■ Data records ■

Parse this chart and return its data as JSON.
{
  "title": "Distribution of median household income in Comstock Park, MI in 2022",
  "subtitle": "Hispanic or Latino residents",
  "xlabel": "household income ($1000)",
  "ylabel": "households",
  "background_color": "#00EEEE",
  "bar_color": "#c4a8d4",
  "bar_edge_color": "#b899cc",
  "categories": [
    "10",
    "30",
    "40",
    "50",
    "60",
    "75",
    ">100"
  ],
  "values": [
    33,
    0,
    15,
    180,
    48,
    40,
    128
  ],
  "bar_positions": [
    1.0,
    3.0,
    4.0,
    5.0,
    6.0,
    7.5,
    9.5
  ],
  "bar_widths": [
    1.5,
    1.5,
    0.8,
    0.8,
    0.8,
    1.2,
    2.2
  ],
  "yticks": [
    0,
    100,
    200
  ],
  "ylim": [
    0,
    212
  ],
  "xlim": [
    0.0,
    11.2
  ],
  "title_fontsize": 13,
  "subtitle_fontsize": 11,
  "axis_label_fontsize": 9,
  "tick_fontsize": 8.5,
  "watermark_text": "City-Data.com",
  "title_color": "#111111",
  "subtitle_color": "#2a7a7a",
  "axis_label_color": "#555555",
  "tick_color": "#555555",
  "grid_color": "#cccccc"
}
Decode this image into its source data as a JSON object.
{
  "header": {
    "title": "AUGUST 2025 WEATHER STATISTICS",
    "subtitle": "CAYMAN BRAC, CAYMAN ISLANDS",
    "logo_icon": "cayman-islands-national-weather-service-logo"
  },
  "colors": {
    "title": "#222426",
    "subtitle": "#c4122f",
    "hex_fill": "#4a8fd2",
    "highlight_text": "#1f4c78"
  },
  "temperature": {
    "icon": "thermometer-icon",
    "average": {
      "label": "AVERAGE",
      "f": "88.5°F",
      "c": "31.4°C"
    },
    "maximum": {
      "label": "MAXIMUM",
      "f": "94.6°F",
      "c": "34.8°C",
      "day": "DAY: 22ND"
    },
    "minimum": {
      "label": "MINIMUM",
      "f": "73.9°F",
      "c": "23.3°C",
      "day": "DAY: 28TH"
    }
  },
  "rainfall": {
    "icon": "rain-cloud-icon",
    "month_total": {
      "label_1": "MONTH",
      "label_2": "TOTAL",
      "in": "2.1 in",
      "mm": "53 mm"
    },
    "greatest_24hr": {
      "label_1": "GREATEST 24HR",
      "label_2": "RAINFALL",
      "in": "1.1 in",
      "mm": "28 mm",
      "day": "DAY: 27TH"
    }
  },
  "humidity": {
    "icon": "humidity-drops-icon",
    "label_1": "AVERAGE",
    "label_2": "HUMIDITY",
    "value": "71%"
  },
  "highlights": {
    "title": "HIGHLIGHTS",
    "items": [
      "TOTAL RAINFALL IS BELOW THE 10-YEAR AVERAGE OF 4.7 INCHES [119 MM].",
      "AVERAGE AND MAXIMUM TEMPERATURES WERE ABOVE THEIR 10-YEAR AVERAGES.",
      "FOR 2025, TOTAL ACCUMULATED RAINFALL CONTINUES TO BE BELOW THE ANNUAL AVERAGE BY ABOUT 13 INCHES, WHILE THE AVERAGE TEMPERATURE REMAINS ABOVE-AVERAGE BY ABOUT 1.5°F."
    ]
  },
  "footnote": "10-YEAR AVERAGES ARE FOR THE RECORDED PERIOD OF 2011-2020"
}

■ INSTRUCTIONS FOR THE TASK ■
Please list every line of the records that contains "JSON".

■ SOLUTION ■
Parse this chart and return its data as JSON.
Decode this image into its source data as a JSON object.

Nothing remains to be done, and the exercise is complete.